TASK = Identify each line containing the word "given" and copy it.

(Data records)
######

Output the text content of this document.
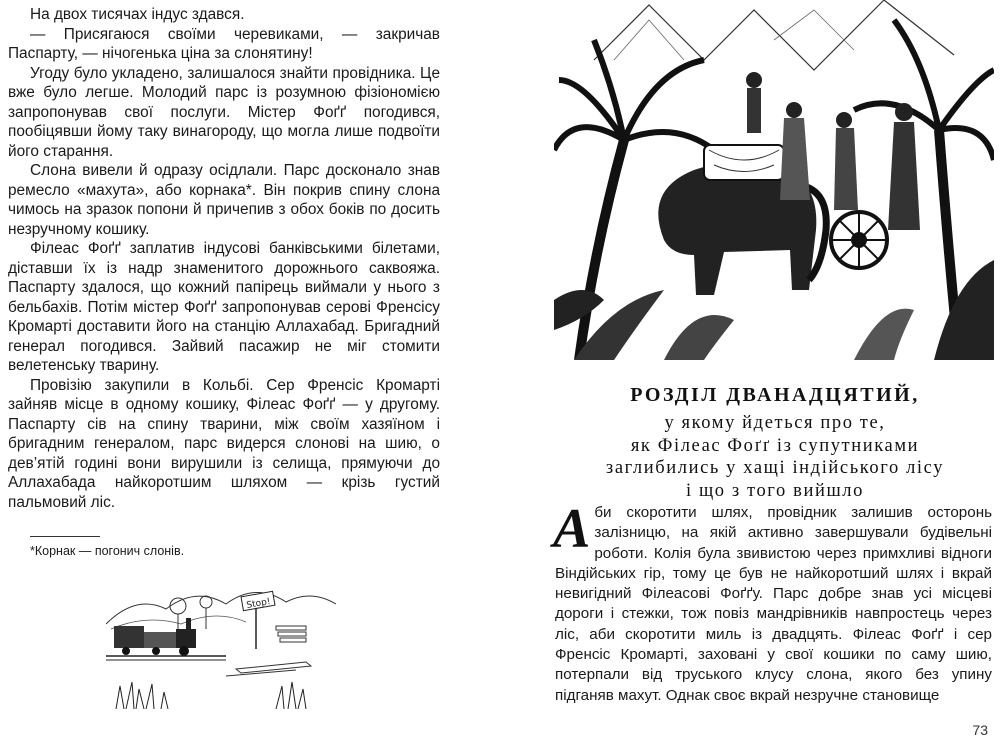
На двох тисячах індус здався.

— Присягаюся своїми черевиками, — закричав Паспарту, — нічогенька ціна за слонятину!

Угоду було укладено, залишалося знайти провідника. Це вже було легше. Молодий парс із розумною фізіономією запропонував свої послуги. Містер Фоґґ погодився, пообіцявши йому таку винагороду, що могла лише подвоїти його старання.

Слона вивели й одразу осідлали. Парс досконало знав ремесло «махута», або корнака*. Він покрив спину слона чимось на зразок попони й причепив з обох боків по досить незручному кошику.

Філеас Фоґґ заплатив індусові банківськими білетами, діставши їх із надр знаменитого дорожнього саквояжа. Паспарту здалося, що кожний папірець виймали у нього з бельбахів. Потім містер Фоґґ запропонував серові Френсісу Кромарті доставити його на станцію Аллахабад. Бригадний генерал погодився. Зайвий пасажир не міг стомити велетенську тварину.

Провізію закупили в Кольбі. Сер Френсіс Кромарті зайняв місце в одному кошику, Філеас Фоґґ — у другому. Паспарту сів на спину тварини, між своїм хазяїном і бригадним генералом, парс видерся слонові на шию, о дев’ятій годині вони вирушили із селища, прямуючи до Аллахабада найкоротшим шляхом — крізь густий пальмовий ліс.

*Корнак — погонич слонів.
Stop!
РОЗДІЛ ДВАНАДЦЯТИЙ,
у якому йдеться про те,
як Філеас Фоґґ із супутниками
заглибились у хащі індійського лісу
і що з того вийшло
Аби скоротити шлях, провідник залишив осторонь залізницю, на якій активно завершували будівельні роботи. Колія була звивистою через примхливі відноги Віндійських гір, тому це був не найкоротший шлях і вкрай невигідний Філеасові Фоґґу. Парс добре знав усі місцеві дороги і стежки, тож повіз мандрівників навпростець через ліс, аби скоротити миль із двадцять. Філеас Фоґґ і сер Френсіс Кромарті, заховані у свої кошики по саму шию, потерпали від труського клусу слона, якого без упину підганяв махут. Однак своє вкрай незручне становище
73
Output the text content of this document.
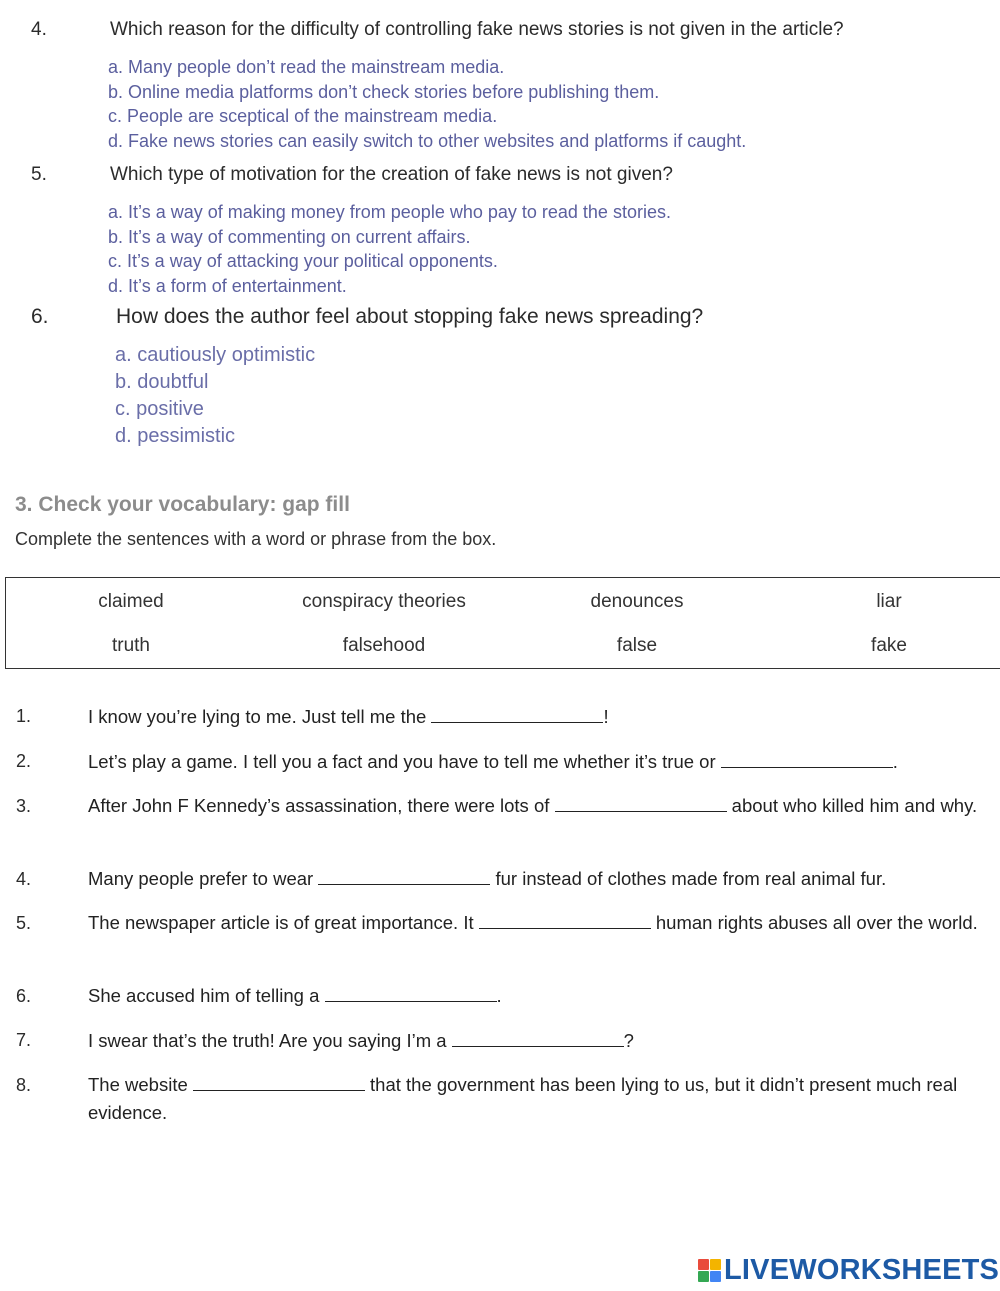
4.	Which reason for the difficulty of controlling fake news stories is not given in the article?
a. Many people don’t read the mainstream media.
b. Online media platforms don’t check stories before publishing them.
c. People are sceptical of the mainstream media.
d. Fake news stories can easily switch to other websites and platforms if caught.
5.	Which type of motivation for the creation of fake news is not given?
a. It’s a way of making money from people who pay to read the stories.
b. It’s a way of commenting on current affairs.
c. It’s a way of attacking your political opponents.
d. It’s a form of entertainment.
6.	How does the author feel about stopping fake news spreading?
a. cautiously optimistic
b. doubtful
c. positive
d. pessimistic
3. Check your vocabulary: gap fill
Complete the sentences with a word or phrase from the box.
claimed	conspiracy theories	denounces	liar
truth	falsehood	false	fake
1.	I know you’re lying to me. Just tell me the	!
2.	Let’s play a game. I tell you a fact and you have to tell me whether it’s true or	.
3.	After John F Kennedy’s assassination, there were lots of	about who killed him and why.
4.	Many people prefer to wear	fur instead of clothes made from real animal fur.
5.	The newspaper article is of great importance. It	human rights abuses all over the world.
6.	She accused him of telling a	.
7.	I swear that’s the truth! Are you saying I’m a	?
8.	The website	that the government has been lying to us, but it didn’t present much real evidence.
LIVEWORKSHEETS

######

THE ANSWER =
4.	Which reason for the difficulty of controlling fake news stories is not given in the article?
5.	Which type of motivation for the creation of fake news is not given?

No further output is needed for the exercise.